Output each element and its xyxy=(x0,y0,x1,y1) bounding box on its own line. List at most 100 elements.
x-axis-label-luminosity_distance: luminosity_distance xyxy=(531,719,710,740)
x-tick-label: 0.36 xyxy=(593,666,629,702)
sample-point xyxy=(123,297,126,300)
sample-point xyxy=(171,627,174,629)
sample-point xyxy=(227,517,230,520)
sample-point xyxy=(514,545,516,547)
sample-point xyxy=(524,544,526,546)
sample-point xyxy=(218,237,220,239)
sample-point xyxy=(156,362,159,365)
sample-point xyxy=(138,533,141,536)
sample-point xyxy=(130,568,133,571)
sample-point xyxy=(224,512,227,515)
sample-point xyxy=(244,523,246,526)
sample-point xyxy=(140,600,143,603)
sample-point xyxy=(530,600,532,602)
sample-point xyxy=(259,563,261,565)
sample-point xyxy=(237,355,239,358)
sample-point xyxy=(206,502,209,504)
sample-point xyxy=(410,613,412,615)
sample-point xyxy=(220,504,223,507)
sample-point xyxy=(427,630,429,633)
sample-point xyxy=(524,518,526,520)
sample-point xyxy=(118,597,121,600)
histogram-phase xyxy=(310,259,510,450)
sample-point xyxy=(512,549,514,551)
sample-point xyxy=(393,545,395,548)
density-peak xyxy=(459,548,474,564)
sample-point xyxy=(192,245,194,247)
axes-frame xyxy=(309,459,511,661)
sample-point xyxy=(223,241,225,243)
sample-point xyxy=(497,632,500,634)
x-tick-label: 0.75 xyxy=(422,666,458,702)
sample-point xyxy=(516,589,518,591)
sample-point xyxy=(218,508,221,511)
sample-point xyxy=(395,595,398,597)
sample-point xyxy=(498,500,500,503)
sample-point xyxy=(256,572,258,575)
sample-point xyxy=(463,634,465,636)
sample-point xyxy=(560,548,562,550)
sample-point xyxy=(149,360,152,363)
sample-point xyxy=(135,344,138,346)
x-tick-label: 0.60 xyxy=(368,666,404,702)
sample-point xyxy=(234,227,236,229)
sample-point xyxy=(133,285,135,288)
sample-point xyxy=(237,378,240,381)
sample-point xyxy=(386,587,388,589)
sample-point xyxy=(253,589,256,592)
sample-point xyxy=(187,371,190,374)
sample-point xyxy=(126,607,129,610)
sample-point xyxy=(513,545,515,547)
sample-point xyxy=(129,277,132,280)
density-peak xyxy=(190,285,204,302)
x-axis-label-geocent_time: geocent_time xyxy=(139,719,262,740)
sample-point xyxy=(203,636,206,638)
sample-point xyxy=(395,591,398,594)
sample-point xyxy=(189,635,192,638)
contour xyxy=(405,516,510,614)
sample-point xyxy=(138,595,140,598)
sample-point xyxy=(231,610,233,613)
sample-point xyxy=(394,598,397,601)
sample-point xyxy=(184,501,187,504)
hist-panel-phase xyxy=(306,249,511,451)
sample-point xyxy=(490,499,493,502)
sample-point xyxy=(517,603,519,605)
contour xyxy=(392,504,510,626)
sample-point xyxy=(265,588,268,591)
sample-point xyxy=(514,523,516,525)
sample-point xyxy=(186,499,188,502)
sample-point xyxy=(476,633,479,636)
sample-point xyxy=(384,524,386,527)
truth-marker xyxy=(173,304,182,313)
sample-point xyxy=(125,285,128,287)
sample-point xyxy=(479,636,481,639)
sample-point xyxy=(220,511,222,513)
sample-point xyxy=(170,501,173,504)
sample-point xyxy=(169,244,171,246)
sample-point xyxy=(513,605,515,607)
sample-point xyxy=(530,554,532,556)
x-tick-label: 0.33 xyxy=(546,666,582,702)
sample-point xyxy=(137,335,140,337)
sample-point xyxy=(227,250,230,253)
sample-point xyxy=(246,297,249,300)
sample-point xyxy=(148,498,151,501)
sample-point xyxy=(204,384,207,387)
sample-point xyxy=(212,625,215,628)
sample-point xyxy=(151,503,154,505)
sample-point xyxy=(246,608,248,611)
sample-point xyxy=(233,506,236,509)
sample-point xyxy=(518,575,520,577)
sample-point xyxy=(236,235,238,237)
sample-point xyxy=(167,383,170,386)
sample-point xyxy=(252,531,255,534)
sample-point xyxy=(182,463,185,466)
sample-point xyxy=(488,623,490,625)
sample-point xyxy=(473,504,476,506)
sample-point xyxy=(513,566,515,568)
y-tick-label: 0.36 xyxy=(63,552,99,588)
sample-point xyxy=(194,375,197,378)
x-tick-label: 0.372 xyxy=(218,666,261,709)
-=-=-=-=-
- **EXERCISE TASK**
Substitute "mode-marker" for each occurrence of "density-peak" in the entries above, and write all of the entries out again with nothing else changed.

- **RESPONSE TO THE TASK**
Output each element and its xyxy=(x0,y0,x1,y1) bounding box on its own line. List at most 100 elements.
x-axis-label-luminosity_distance: luminosity_distance xyxy=(531,719,710,740)
x-tick-label: 0.36 xyxy=(593,666,629,702)
sample-point xyxy=(123,297,126,300)
sample-point xyxy=(171,627,174,629)
sample-point xyxy=(227,517,230,520)
sample-point xyxy=(514,545,516,547)
sample-point xyxy=(524,544,526,546)
sample-point xyxy=(218,237,220,239)
sample-point xyxy=(156,362,159,365)
sample-point xyxy=(138,533,141,536)
sample-point xyxy=(130,568,133,571)
sample-point xyxy=(224,512,227,515)
sample-point xyxy=(244,523,246,526)
sample-point xyxy=(140,600,143,603)
sample-point xyxy=(530,600,532,602)
sample-point xyxy=(259,563,261,565)
sample-point xyxy=(237,355,239,358)
sample-point xyxy=(206,502,209,504)
sample-point xyxy=(410,613,412,615)
sample-point xyxy=(220,504,223,507)
sample-point xyxy=(427,630,429,633)
sample-point xyxy=(524,518,526,520)
sample-point xyxy=(118,597,121,600)
histogram-phase xyxy=(310,259,510,450)
sample-point xyxy=(512,549,514,551)
sample-point xyxy=(393,545,395,548)
mode-marker xyxy=(459,548,474,564)
sample-point xyxy=(192,245,194,247)
axes-frame xyxy=(309,459,511,661)
sample-point xyxy=(223,241,225,243)
sample-point xyxy=(497,632,500,634)
x-tick-label: 0.75 xyxy=(422,666,458,702)
sample-point xyxy=(516,589,518,591)
sample-point xyxy=(218,508,221,511)
sample-point xyxy=(395,595,398,597)
sample-point xyxy=(498,500,500,503)
sample-point xyxy=(256,572,258,575)
sample-point xyxy=(463,634,465,636)
sample-point xyxy=(560,548,562,550)
sample-point xyxy=(149,360,152,363)
sample-point xyxy=(135,344,138,346)
x-tick-label: 0.60 xyxy=(368,666,404,702)
sample-point xyxy=(234,227,236,229)
sample-point xyxy=(133,285,135,288)
sample-point xyxy=(237,378,240,381)
sample-point xyxy=(386,587,388,589)
sample-point xyxy=(253,589,256,592)
sample-point xyxy=(187,371,190,374)
sample-point xyxy=(126,607,129,610)
sample-point xyxy=(513,545,515,547)
sample-point xyxy=(129,277,132,280)
mode-marker xyxy=(190,285,204,302)
x-axis-label-geocent_time: geocent_time xyxy=(139,719,262,740)
sample-point xyxy=(203,636,206,638)
sample-point xyxy=(395,591,398,594)
sample-point xyxy=(189,635,192,638)
contour xyxy=(405,516,510,614)
sample-point xyxy=(138,595,140,598)
sample-point xyxy=(231,610,233,613)
sample-point xyxy=(394,598,397,601)
sample-point xyxy=(184,501,187,504)
hist-panel-phase xyxy=(306,249,511,451)
sample-point xyxy=(490,499,493,502)
sample-point xyxy=(517,603,519,605)
contour xyxy=(392,504,510,626)
sample-point xyxy=(265,588,268,591)
sample-point xyxy=(514,523,516,525)
sample-point xyxy=(186,499,188,502)
sample-point xyxy=(476,633,479,636)
sample-point xyxy=(384,524,386,527)
truth-marker xyxy=(173,304,182,313)
sample-point xyxy=(125,285,128,287)
sample-point xyxy=(479,636,481,639)
sample-point xyxy=(220,511,222,513)
sample-point xyxy=(170,501,173,504)
sample-point xyxy=(169,244,171,246)
sample-point xyxy=(513,605,515,607)
sample-point xyxy=(530,554,532,556)
x-tick-label: 0.33 xyxy=(546,666,582,702)
sample-point xyxy=(137,335,140,337)
sample-point xyxy=(227,250,230,253)
sample-point xyxy=(246,297,249,300)
sample-point xyxy=(148,498,151,501)
sample-point xyxy=(204,384,207,387)
sample-point xyxy=(212,625,215,628)
sample-point xyxy=(151,503,154,505)
sample-point xyxy=(246,608,248,611)
sample-point xyxy=(233,506,236,509)
sample-point xyxy=(518,575,520,577)
sample-point xyxy=(236,235,238,237)
sample-point xyxy=(167,383,170,386)
sample-point xyxy=(252,531,255,534)
sample-point xyxy=(182,463,185,466)
sample-point xyxy=(488,623,490,625)
sample-point xyxy=(473,504,476,506)
sample-point xyxy=(513,566,515,568)
y-tick-label: 0.36 xyxy=(63,552,99,588)
sample-point xyxy=(194,375,197,378)
x-tick-label: 0.372 xyxy=(218,666,261,709)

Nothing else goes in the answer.